▶ What you will do
Repeat every entry in the listing below, exactly.
**** Task data
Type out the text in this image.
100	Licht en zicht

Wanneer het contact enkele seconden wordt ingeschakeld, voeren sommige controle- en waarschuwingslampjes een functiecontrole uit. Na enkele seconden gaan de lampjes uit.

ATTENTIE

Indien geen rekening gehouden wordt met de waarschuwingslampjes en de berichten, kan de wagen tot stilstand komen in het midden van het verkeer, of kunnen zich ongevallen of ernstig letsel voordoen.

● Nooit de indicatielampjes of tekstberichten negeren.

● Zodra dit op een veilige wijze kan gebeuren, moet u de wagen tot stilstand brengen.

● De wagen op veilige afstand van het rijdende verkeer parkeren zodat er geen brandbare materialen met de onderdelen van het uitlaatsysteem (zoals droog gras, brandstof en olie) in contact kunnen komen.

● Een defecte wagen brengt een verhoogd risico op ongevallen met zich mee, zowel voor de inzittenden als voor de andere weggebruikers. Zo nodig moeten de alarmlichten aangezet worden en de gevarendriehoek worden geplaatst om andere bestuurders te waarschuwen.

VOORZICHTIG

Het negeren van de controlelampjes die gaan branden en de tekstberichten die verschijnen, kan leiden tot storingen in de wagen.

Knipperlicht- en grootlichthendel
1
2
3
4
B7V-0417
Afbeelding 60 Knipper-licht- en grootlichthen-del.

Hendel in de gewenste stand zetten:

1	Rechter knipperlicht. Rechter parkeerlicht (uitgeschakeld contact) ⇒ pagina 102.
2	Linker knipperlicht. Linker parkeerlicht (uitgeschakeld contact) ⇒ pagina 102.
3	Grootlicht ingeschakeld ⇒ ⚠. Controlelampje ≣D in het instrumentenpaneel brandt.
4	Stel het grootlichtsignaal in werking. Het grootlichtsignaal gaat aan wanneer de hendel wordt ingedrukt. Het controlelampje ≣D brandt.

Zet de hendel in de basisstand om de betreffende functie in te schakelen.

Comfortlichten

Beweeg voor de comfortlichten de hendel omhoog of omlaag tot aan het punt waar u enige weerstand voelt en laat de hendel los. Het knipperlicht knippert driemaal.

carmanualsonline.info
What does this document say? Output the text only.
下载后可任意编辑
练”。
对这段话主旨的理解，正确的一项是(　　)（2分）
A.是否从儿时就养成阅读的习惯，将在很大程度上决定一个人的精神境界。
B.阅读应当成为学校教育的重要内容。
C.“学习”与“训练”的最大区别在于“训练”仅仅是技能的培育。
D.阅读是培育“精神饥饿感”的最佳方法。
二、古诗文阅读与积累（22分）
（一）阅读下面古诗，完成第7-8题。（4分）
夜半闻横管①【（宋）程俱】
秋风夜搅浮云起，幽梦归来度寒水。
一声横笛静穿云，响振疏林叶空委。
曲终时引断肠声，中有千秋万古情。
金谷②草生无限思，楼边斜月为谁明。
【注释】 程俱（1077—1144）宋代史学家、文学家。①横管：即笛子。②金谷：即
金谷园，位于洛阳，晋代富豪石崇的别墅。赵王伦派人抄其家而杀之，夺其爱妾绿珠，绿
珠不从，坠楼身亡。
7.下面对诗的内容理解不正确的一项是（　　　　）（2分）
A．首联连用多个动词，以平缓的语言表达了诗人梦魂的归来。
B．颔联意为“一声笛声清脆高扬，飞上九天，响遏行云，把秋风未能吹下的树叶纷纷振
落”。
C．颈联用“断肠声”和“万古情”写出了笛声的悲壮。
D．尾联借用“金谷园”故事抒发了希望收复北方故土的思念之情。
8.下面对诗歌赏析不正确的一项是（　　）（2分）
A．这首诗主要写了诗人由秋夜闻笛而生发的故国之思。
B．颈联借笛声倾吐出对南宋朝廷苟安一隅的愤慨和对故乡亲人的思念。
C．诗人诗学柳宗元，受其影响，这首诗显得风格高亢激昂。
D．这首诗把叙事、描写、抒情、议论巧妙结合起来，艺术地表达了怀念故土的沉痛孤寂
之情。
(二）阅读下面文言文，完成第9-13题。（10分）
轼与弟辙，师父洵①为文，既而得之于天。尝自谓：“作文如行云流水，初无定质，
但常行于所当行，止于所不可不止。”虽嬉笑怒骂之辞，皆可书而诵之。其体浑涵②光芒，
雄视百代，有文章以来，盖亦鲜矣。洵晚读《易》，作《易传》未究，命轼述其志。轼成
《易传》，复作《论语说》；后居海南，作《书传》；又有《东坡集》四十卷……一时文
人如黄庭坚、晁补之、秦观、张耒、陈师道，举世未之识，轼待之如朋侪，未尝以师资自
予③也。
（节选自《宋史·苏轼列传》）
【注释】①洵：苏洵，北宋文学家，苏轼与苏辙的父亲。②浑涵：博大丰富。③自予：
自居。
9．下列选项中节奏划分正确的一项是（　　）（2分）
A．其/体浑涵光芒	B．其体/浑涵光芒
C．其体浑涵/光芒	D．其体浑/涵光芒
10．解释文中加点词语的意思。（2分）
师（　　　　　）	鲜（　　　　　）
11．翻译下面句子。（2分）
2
********
▶ Task output
Type out the text in this image.
100	Licht en zicht

Wanneer het contact enkele seconden wordt ingeschakeld, voeren sommige controle- en waarschuwingslampjes een functiecontrole uit. Na enkele seconden gaan de lampjes uit.

ATTENTIE

Indien geen rekening gehouden wordt met de waarschuwingslampjes en de berichten, kan de wagen tot stilstand komen in het midden van het verkeer, of kunnen zich ongevallen of ernstig letsel voordoen.

● Nooit de indicatielampjes of tekstberichten negeren.

● Zodra dit op een veilige wijze kan gebeuren, moet u de wagen tot stilstand brengen.

● De wagen op veilige afstand van het rijdende verkeer parkeren zodat er geen brandbare materialen met de onderdelen van het uitlaatsysteem (zoals droog gras, brandstof en olie) in contact kunnen komen.

● Een defecte wagen brengt een verhoogd risico op ongevallen met zich mee, zowel voor de inzittenden als voor de andere weggebruikers. Zo nodig moeten de alarmlichten aangezet worden en de gevarendriehoek worden geplaatst om andere bestuurders te waarschuwen.

VOORZICHTIG

Het negeren van de controlelampjes die gaan branden en de tekstberichten die verschijnen, kan leiden tot storingen in de wagen.

Knipperlicht- en grootlichthendel
1
2
3
4
B7V-0417
Afbeelding 60 Knipper-licht- en grootlichthen-del.

Hendel in de gewenste stand zetten:

1	Rechter knipperlicht. Rechter parkeerlicht (uitgeschakeld contact) ⇒ pagina 102.
2	Linker knipperlicht. Linker parkeerlicht (uitgeschakeld contact) ⇒ pagina 102.
3	Grootlicht ingeschakeld ⇒ ⚠. Controlelampje ≣D in het instrumentenpaneel brandt.
4	Stel het grootlichtsignaal in werking. Het grootlichtsignaal gaat aan wanneer de hendel wordt ingedrukt. Het controlelampje ≣D brandt.

Zet de hendel in de basisstand om de betreffende functie in te schakelen.

Comfortlichten

Beweeg voor de comfortlichten de hendel omhoog of omlaag tot aan het punt waar u enige weerstand voelt en laat de hendel los. Het knipperlicht knippert driemaal.

carmanualsonline.info
What does this document say? Output the text only.
下载后可任意编辑
练”。
对这段话主旨的理解，正确的一项是(　　)（2分）
A.是否从儿时就养成阅读的习惯，将在很大程度上决定一个人的精神境界。
B.阅读应当成为学校教育的重要内容。
C.“学习”与“训练”的最大区别在于“训练”仅仅是技能的培育。
D.阅读是培育“精神饥饿感”的最佳方法。
二、古诗文阅读与积累（22分）
（一）阅读下面古诗，完成第7-8题。（4分）
夜半闻横管①【（宋）程俱】
秋风夜搅浮云起，幽梦归来度寒水。
一声横笛静穿云，响振疏林叶空委。
曲终时引断肠声，中有千秋万古情。
金谷②草生无限思，楼边斜月为谁明。
【注释】 程俱（1077—1144）宋代史学家、文学家。①横管：即笛子。②金谷：即
金谷园，位于洛阳，晋代富豪石崇的别墅。赵王伦派人抄其家而杀之，夺其爱妾绿珠，绿
珠不从，坠楼身亡。
7.下面对诗的内容理解不正确的一项是（　　　　）（2分）
A．首联连用多个动词，以平缓的语言表达了诗人梦魂的归来。
B．颔联意为“一声笛声清脆高扬，飞上九天，响遏行云，把秋风未能吹下的树叶纷纷振
落”。
C．颈联用“断肠声”和“万古情”写出了笛声的悲壮。
D．尾联借用“金谷园”故事抒发了希望收复北方故土的思念之情。
8.下面对诗歌赏析不正确的一项是（　　）（2分）
A．这首诗主要写了诗人由秋夜闻笛而生发的故国之思。
B．颈联借笛声倾吐出对南宋朝廷苟安一隅的愤慨和对故乡亲人的思念。
C．诗人诗学柳宗元，受其影响，这首诗显得风格高亢激昂。
D．这首诗把叙事、描写、抒情、议论巧妙结合起来，艺术地表达了怀念故土的沉痛孤寂
之情。
(二）阅读下面文言文，完成第9-13题。（10分）
轼与弟辙，师父洵①为文，既而得之于天。尝自谓：“作文如行云流水，初无定质，
但常行于所当行，止于所不可不止。”虽嬉笑怒骂之辞，皆可书而诵之。其体浑涵②光芒，
雄视百代，有文章以来，盖亦鲜矣。洵晚读《易》，作《易传》未究，命轼述其志。轼成
《易传》，复作《论语说》；后居海南，作《书传》；又有《东坡集》四十卷……一时文
人如黄庭坚、晁补之、秦观、张耒、陈师道，举世未之识，轼待之如朋侪，未尝以师资自
予③也。
（节选自《宋史·苏轼列传》）
【注释】①洵：苏洵，北宋文学家，苏轼与苏辙的父亲。②浑涵：博大丰富。③自予：
自居。
9．下列选项中节奏划分正确的一项是（　　）（2分）
A．其/体浑涵光芒	B．其体/浑涵光芒
C．其体浑涵/光芒	D．其体浑/涵光芒
10．解释文中加点词语的意思。（2分）
师（　　　　　）	鲜（　　　　　）
11．翻译下面句子。（2分）
2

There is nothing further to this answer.